Dataset rows
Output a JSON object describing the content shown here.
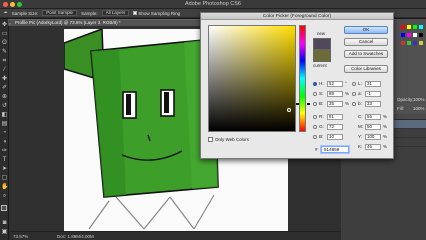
{
  "window": {
    "title": "Adobe Photoshop CS6",
    "traffic_lights": [
      "#ff5f57",
      "#febc2e",
      "#28c840"
    ]
  },
  "options_bar": {
    "sample_size_label": "Sample Size:",
    "sample_size_value": "Point Sample",
    "sample_label": "Sample:",
    "sample_value": "All Layers",
    "show_ring_label": "Show Sampling Ring"
  },
  "document_tab": {
    "label": "Profile Pic (AdorkyLord) @ 73.6% (Layer 3, RGB/8) *"
  },
  "status_bar": {
    "zoom": "73.57%",
    "doc_info": "Doc: 1.89M/4.00M"
  },
  "right_panel": {
    "opacity_label": "Opacity:",
    "opacity_value": "100%",
    "fill_label": "Fill:",
    "fill_value": "100%",
    "layers": [
      "Layer 3",
      "Layer 2",
      "Color Overlay"
    ]
  },
  "color_picker": {
    "title": "Color Picker (Foreground Color)",
    "ok_label": "OK",
    "cancel_label": "Cancel",
    "add_swatches_label": "Add to Swatches",
    "color_libraries_label": "Color Libraries",
    "new_label": "new",
    "current_label": "current",
    "only_web_colors_label": "Only Web Colors",
    "hex_label": "#",
    "hex_value": "514859",
    "colors": {
      "new": "#514859",
      "current": "#6b6b3a"
    },
    "fields_left": [
      {
        "label": "H:",
        "value": "52",
        "unit": "°",
        "selected": true
      },
      {
        "label": "S:",
        "value": "89",
        "unit": "%",
        "selected": false
      },
      {
        "label": "B:",
        "value": "35",
        "unit": "%",
        "selected": false
      },
      {
        "label": "R:",
        "value": "81",
        "unit": "",
        "selected": false
      },
      {
        "label": "G:",
        "value": "72",
        "unit": "",
        "selected": false
      },
      {
        "label": "B:",
        "value": "10",
        "unit": "",
        "selected": false
      }
    ],
    "fields_right": [
      {
        "label": "L:",
        "value": "31",
        "unit": ""
      },
      {
        "label": "a:",
        "value": "-1",
        "unit": ""
      },
      {
        "label": "b:",
        "value": "33",
        "unit": ""
      },
      {
        "label": "C:",
        "value": "56",
        "unit": "%"
      },
      {
        "label": "M:",
        "value": "50",
        "unit": "%"
      },
      {
        "label": "Y:",
        "value": "100",
        "unit": "%"
      },
      {
        "label": "K:",
        "value": "46",
        "unit": "%"
      }
    ]
  }
}
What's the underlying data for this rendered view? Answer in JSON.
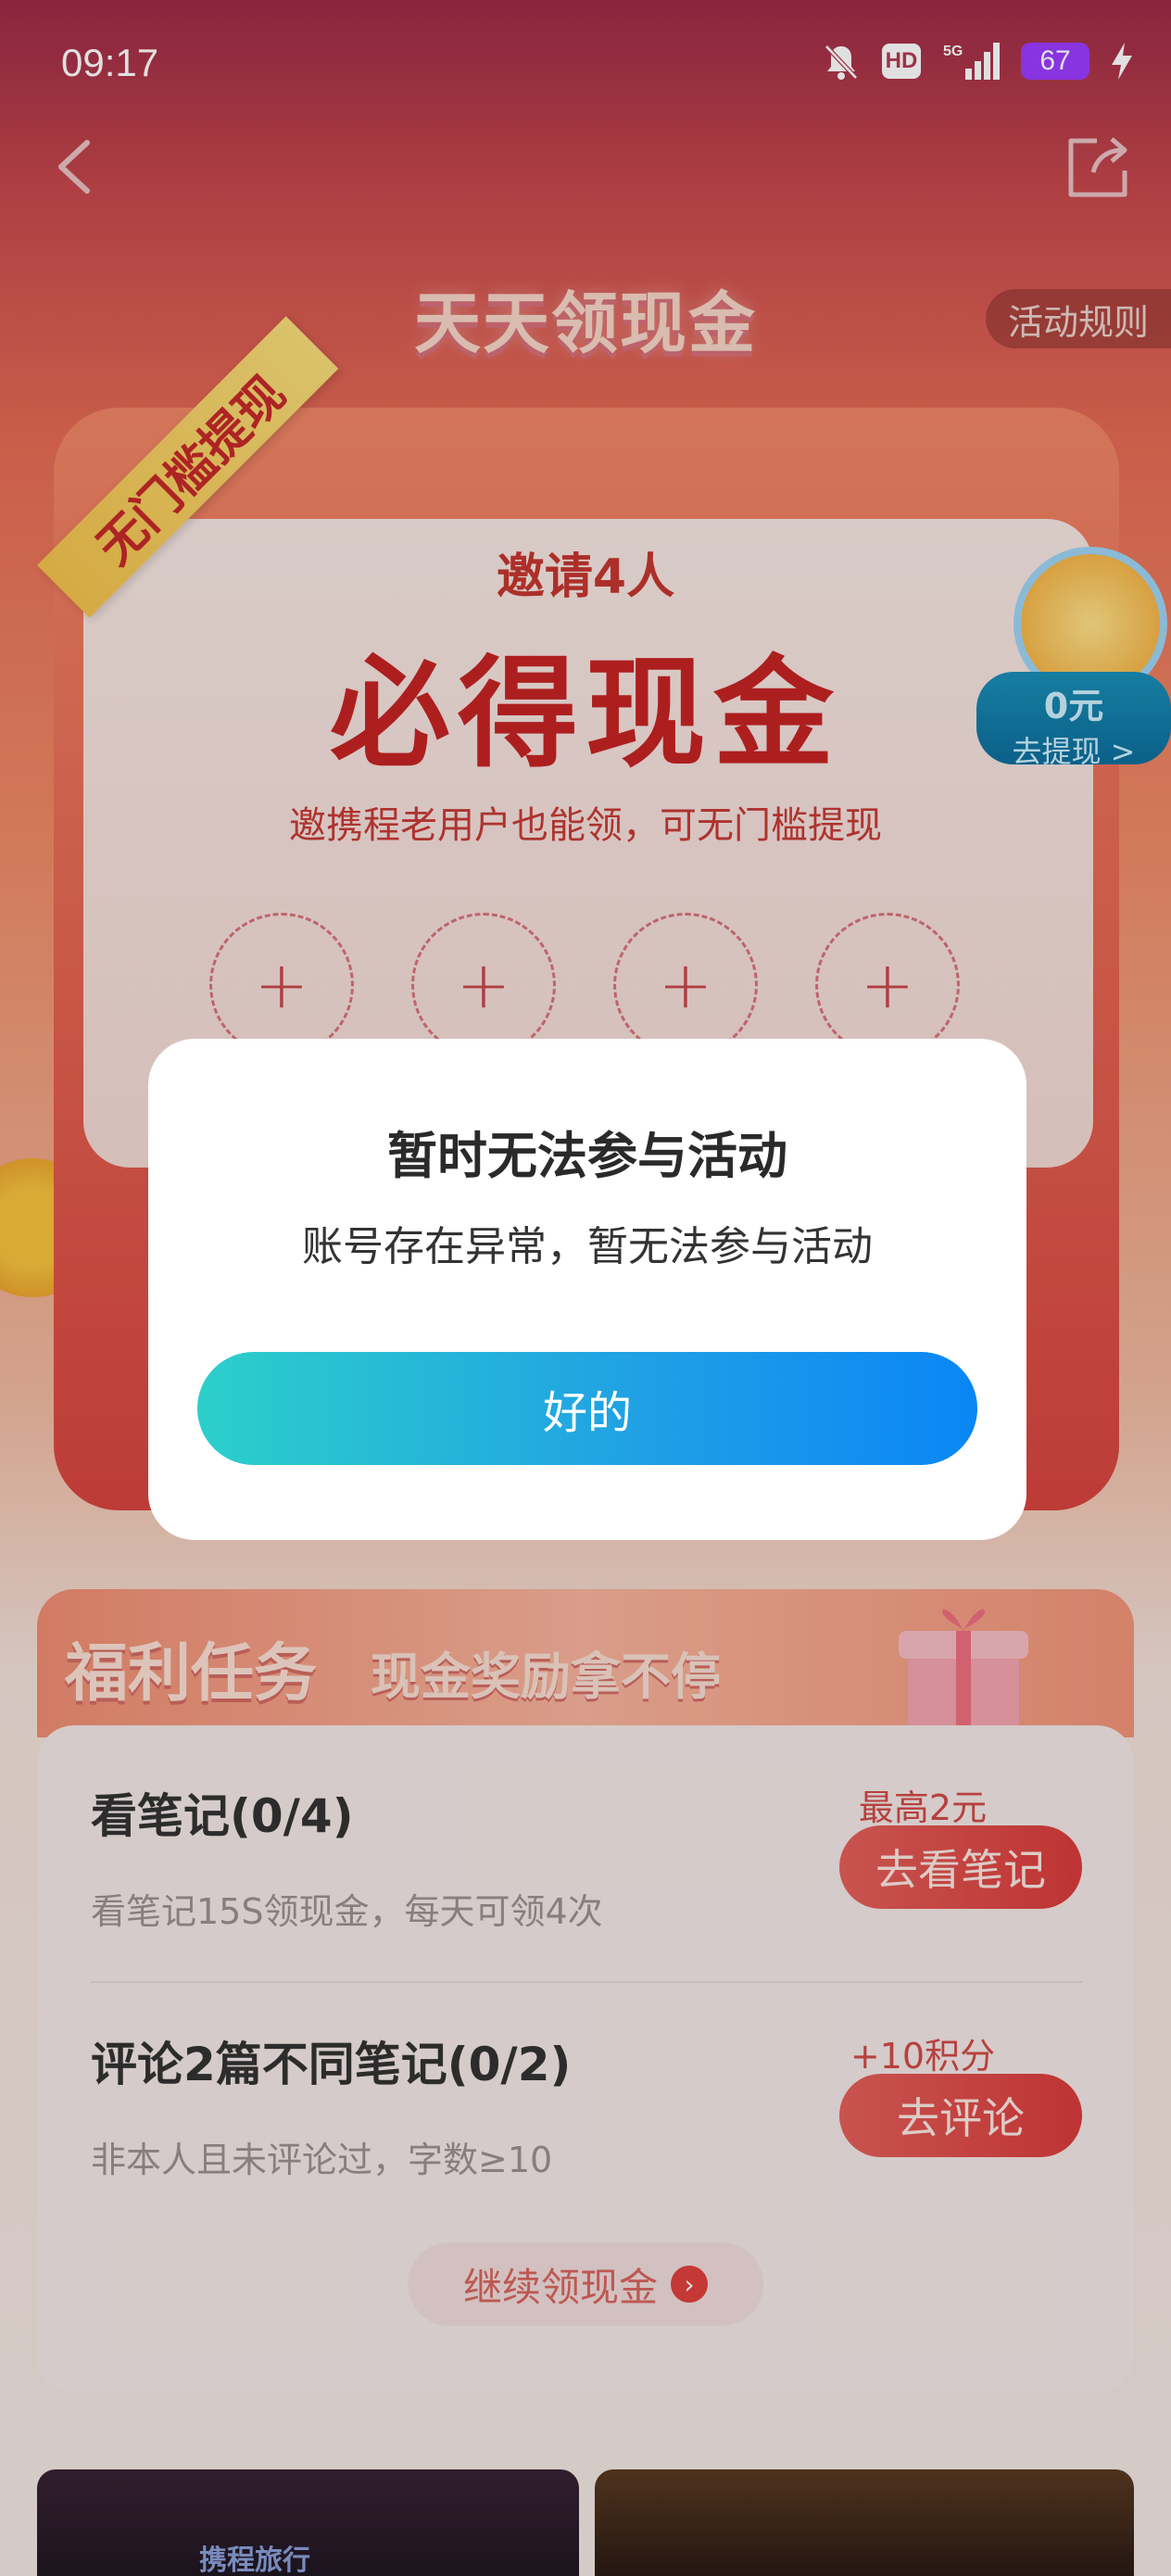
{
  "status_bar": {
    "time": "09:17",
    "network": "5G",
    "hd": "HD",
    "battery": "67"
  },
  "header": {
    "title": "天天领现金",
    "rules_label": "活动规则"
  },
  "invite": {
    "badge": "无门槛提现",
    "subtitle": "邀请4人",
    "headline": "必得现金",
    "description": "邀携程老用户也能领，可无门槛提现",
    "slots": [
      "+",
      "+",
      "+",
      "+"
    ]
  },
  "withdraw": {
    "amount": "0元",
    "label": "去提现 >"
  },
  "welfare": {
    "title": "福利任务",
    "slogan": "现金奖励拿不停",
    "tasks": [
      {
        "title": "看笔记(0/4)",
        "description": "看笔记15S领现金，每天可领4次",
        "reward": "最高2元",
        "button": "去看笔记"
      },
      {
        "title": "评论2篇不同笔记(0/2)",
        "description": "非本人且未评论过，字数≥10",
        "reward": "+10积分",
        "button": "去评论"
      }
    ],
    "continue_label": "继续领现金"
  },
  "banners": {
    "left_label": "携程旅行"
  },
  "dialog": {
    "title": "暂时无法参与活动",
    "message": "账号存在异常，暂无法参与活动",
    "confirm": "好的"
  },
  "colors": {
    "accent_gradient_start": "#2ccfca",
    "accent_gradient_end": "#0a86f5",
    "brand_red": "#d93b3b"
  }
}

Short exercise
Print the listing above in full, exactly as written. Omit any pictures.

Task result
Output a JSON object describing the content shown here.
{
  "window": {
    "title": "Adobe Photoshop CS6",
    "traffic_lights": [
      "#ff5f57",
      "#febc2e",
      "#28c840"
    ]
  },
  "options_bar": {
    "sample_size_label": "Sample Size:",
    "sample_size_value": "Point Sample",
    "sample_label": "Sample:",
    "sample_value": "All Layers",
    "show_ring_label": "Show Sampling Ring"
  },
  "document_tab": {
    "label": "Profile Pic (AdorkyLord) @ 73.6% (Layer 3, RGB/8) *"
  },
  "status_bar": {
    "zoom": "73.57%",
    "doc_info": "Doc: 1.89M/4.00M"
  },
  "right_panel": {
    "opacity_label": "Opacity:",
    "opacity_value": "100%",
    "fill_label": "Fill:",
    "fill_value": "100%",
    "layers": [
      "Layer 3",
      "Layer 2",
      "Color Overlay"
    ]
  },
  "color_picker": {
    "title": "Color Picker (Foreground Color)",
    "ok_label": "OK",
    "cancel_label": "Cancel",
    "add_swatches_label": "Add to Swatches",
    "color_libraries_label": "Color Libraries",
    "new_label": "new",
    "current_label": "current",
    "only_web_colors_label": "Only Web Colors",
    "hex_label": "#",
    "hex_value": "514859",
    "colors": {
      "new": "#514859",
      "current": "#6b6b3a"
    },
    "fields_left": [
      {
        "label": "H:",
        "value": "52",
        "unit": "°",
        "selected": true
      },
      {
        "label": "S:",
        "value": "89",
        "unit": "%",
        "selected": false
      },
      {
        "label": "B:",
        "value": "35",
        "unit": "%",
        "selected": false
      },
      {
        "label": "R:",
        "value": "81",
        "unit": "",
        "selected": false
      },
      {
        "label": "G:",
        "value": "72",
        "unit": "",
        "selected": false
      },
      {
        "label": "B:",
        "value": "10",
        "unit": "",
        "selected": false
      }
    ],
    "fields_right": [
      {
        "label": "L:",
        "value": "31",
        "unit": ""
      },
      {
        "label": "a:",
        "value": "-1",
        "unit": ""
      },
      {
        "label": "b:",
        "value": "33",
        "unit": ""
      },
      {
        "label": "C:",
        "value": "56",
        "unit": "%"
      },
      {
        "label": "M:",
        "value": "50",
        "unit": "%"
      },
      {
        "label": "Y:",
        "value": "100",
        "unit": "%"
      },
      {
        "label": "K:",
        "value": "46",
        "unit": "%"
      }
    ]
  }
}
What's the underlying data for this rendered view? Answer in JSON.
{
  "status_bar": {
    "time": "09:17",
    "network": "5G",
    "hd": "HD",
    "battery": "67"
  },
  "header": {
    "title": "天天领现金",
    "rules_label": "活动规则"
  },
  "invite": {
    "badge": "无门槛提现",
    "subtitle": "邀请4人",
    "headline": "必得现金",
    "description": "邀携程老用户也能领，可无门槛提现",
    "slots": [
      "+",
      "+",
      "+",
      "+"
    ]
  },
  "withdraw": {
    "amount": "0元",
    "label": "去提现 >"
  },
  "welfare": {
    "title": "福利任务",
    "slogan": "现金奖励拿不停",
    "tasks": [
      {
        "title": "看笔记(0/4)",
        "description": "看笔记15S领现金，每天可领4次",
        "reward": "最高2元",
        "button": "去看笔记"
      },
      {
        "title": "评论2篇不同笔记(0/2)",
        "description": "非本人且未评论过，字数≥10",
        "reward": "+10积分",
        "button": "去评论"
      }
    ],
    "continue_label": "继续领现金"
  },
  "banners": {
    "left_label": "携程旅行"
  },
  "dialog": {
    "title": "暂时无法参与活动",
    "message": "账号存在异常，暂无法参与活动",
    "confirm": "好的"
  },
  "colors": {
    "accent_gradient_start": "#2ccfca",
    "accent_gradient_end": "#0a86f5",
    "brand_red": "#d93b3b"
  }
}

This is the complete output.